Records that describe figures:

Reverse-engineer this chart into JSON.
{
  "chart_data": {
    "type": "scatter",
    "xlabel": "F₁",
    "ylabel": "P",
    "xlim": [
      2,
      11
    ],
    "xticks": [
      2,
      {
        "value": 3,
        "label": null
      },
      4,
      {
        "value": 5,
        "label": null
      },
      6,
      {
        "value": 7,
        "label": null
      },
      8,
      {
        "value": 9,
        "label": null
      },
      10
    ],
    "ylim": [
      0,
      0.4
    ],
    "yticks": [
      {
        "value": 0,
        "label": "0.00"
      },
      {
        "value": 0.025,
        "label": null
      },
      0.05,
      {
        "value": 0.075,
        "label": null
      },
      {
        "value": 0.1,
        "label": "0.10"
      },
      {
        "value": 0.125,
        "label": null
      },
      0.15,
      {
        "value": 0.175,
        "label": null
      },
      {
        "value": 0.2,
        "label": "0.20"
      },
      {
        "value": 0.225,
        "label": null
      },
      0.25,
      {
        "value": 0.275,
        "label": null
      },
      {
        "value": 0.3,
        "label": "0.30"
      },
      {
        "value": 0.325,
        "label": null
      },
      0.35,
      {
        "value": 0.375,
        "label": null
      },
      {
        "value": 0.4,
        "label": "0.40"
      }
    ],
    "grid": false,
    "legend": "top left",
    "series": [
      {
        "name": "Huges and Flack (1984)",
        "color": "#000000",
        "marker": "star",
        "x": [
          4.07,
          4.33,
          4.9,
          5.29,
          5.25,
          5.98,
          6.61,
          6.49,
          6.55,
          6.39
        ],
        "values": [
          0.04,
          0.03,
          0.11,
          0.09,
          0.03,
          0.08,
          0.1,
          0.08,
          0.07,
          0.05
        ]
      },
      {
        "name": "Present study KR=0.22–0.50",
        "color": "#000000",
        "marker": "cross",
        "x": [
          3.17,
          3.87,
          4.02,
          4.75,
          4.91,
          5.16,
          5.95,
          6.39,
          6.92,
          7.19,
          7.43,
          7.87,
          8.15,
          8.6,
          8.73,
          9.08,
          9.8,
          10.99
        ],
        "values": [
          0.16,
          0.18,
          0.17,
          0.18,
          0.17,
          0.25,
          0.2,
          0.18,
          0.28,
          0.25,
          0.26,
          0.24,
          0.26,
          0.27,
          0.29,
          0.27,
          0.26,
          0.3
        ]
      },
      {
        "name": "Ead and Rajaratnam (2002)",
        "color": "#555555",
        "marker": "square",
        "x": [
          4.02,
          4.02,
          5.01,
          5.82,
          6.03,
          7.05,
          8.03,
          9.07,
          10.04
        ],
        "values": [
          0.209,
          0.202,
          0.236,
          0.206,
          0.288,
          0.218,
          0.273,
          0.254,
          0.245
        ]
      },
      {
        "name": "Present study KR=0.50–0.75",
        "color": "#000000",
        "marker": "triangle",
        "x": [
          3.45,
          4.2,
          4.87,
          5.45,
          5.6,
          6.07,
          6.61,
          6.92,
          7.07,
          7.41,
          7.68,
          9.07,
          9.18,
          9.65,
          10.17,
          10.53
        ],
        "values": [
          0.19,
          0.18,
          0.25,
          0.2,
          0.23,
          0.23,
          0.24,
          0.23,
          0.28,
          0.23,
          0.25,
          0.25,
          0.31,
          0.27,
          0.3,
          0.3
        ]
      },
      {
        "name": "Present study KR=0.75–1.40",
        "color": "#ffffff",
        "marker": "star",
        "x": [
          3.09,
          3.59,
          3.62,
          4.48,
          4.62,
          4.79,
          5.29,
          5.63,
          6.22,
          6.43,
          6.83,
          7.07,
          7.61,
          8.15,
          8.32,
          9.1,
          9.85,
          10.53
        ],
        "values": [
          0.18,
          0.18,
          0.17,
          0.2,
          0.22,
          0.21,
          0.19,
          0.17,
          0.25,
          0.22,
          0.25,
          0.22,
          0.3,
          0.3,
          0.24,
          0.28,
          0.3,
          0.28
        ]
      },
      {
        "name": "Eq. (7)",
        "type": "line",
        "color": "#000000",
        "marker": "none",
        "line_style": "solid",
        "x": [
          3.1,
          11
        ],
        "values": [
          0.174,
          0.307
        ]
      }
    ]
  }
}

## Given exercise:
Quote the material exactly, leaving nothing out.

## Correct response:
Reverse-engineer this chart into JSON.
{
  "chart_data": {
    "type": "scatter",
    "xlabel": "F₁",
    "ylabel": "P",
    "xlim": [
      2,
      11
    ],
    "xticks": [
      2,
      {
        "value": 3,
        "label": null
      },
      4,
      {
        "value": 5,
        "label": null
      },
      6,
      {
        "value": 7,
        "label": null
      },
      8,
      {
        "value": 9,
        "label": null
      },
      10
    ],
    "ylim": [
      0,
      0.4
    ],
    "yticks": [
      {
        "value": 0,
        "label": "0.00"
      },
      {
        "value": 0.025,
        "label": null
      },
      0.05,
      {
        "value": 0.075,
        "label": null
      },
      {
        "value": 0.1,
        "label": "0.10"
      },
      {
        "value": 0.125,
        "label": null
      },
      0.15,
      {
        "value": 0.175,
        "label": null
      },
      {
        "value": 0.2,
        "label": "0.20"
      },
      {
        "value": 0.225,
        "label": null
      },
      0.25,
      {
        "value": 0.275,
        "label": null
      },
      {
        "value": 0.3,
        "label": "0.30"
      },
      {
        "value": 0.325,
        "label": null
      },
      0.35,
      {
        "value": 0.375,
        "label": null
      },
      {
        "value": 0.4,
        "label": "0.40"
      }
    ],
    "grid": false,
    "legend": "top left",
    "series": [
      {
        "name": "Huges and Flack (1984)",
        "color": "#000000",
        "marker": "star",
        "x": [
          4.07,
          4.33,
          4.9,
          5.29,
          5.25,
          5.98,
          6.61,
          6.49,
          6.55,
          6.39
        ],
        "values": [
          0.04,
          0.03,
          0.11,
          0.09,
          0.03,
          0.08,
          0.1,
          0.08,
          0.07,
          0.05
        ]
      },
      {
        "name": "Present study KR=0.22–0.50",
        "color": "#000000",
        "marker": "cross",
        "x": [
          3.17,
          3.87,
          4.02,
          4.75,
          4.91,
          5.16,
          5.95,
          6.39,
          6.92,
          7.19,
          7.43,
          7.87,
          8.15,
          8.6,
          8.73,
          9.08,
          9.8,
          10.99
        ],
        "values": [
          0.16,
          0.18,
          0.17,
          0.18,
          0.17,
          0.25,
          0.2,
          0.18,
          0.28,
          0.25,
          0.26,
          0.24,
          0.26,
          0.27,
          0.29,
          0.27,
          0.26,
          0.3
        ]
      },
      {
        "name": "Ead and Rajaratnam (2002)",
        "color": "#555555",
        "marker": "square",
        "x": [
          4.02,
          4.02,
          5.01,
          5.82,
          6.03,
          7.05,
          8.03,
          9.07,
          10.04
        ],
        "values": [
          0.209,
          0.202,
          0.236,
          0.206,
          0.288,
          0.218,
          0.273,
          0.254,
          0.245
        ]
      },
      {
        "name": "Present study KR=0.50–0.75",
        "color": "#000000",
        "marker": "triangle",
        "x": [
          3.45,
          4.2,
          4.87,
          5.45,
          5.6,
          6.07,
          6.61,
          6.92,
          7.07,
          7.41,
          7.68,
          9.07,
          9.18,
          9.65,
          10.17,
          10.53
        ],
        "values": [
          0.19,
          0.18,
          0.25,
          0.2,
          0.23,
          0.23,
          0.24,
          0.23,
          0.28,
          0.23,
          0.25,
          0.25,
          0.31,
          0.27,
          0.3,
          0.3
        ]
      },
      {
        "name": "Present study KR=0.75–1.40",
        "color": "#ffffff",
        "marker": "star",
        "x": [
          3.09,
          3.59,
          3.62,
          4.48,
          4.62,
          4.79,
          5.29,
          5.63,
          6.22,
          6.43,
          6.83,
          7.07,
          7.61,
          8.15,
          8.32,
          9.1,
          9.85,
          10.53
        ],
        "values": [
          0.18,
          0.18,
          0.17,
          0.2,
          0.22,
          0.21,
          0.19,
          0.17,
          0.25,
          0.22,
          0.25,
          0.22,
          0.3,
          0.3,
          0.24,
          0.28,
          0.3,
          0.28
        ]
      },
      {
        "name": "Eq. (7)",
        "type": "line",
        "color": "#000000",
        "marker": "none",
        "line_style": "solid",
        "x": [
          3.1,
          11
        ],
        "values": [
          0.174,
          0.307
        ]
      }
    ]
  }
}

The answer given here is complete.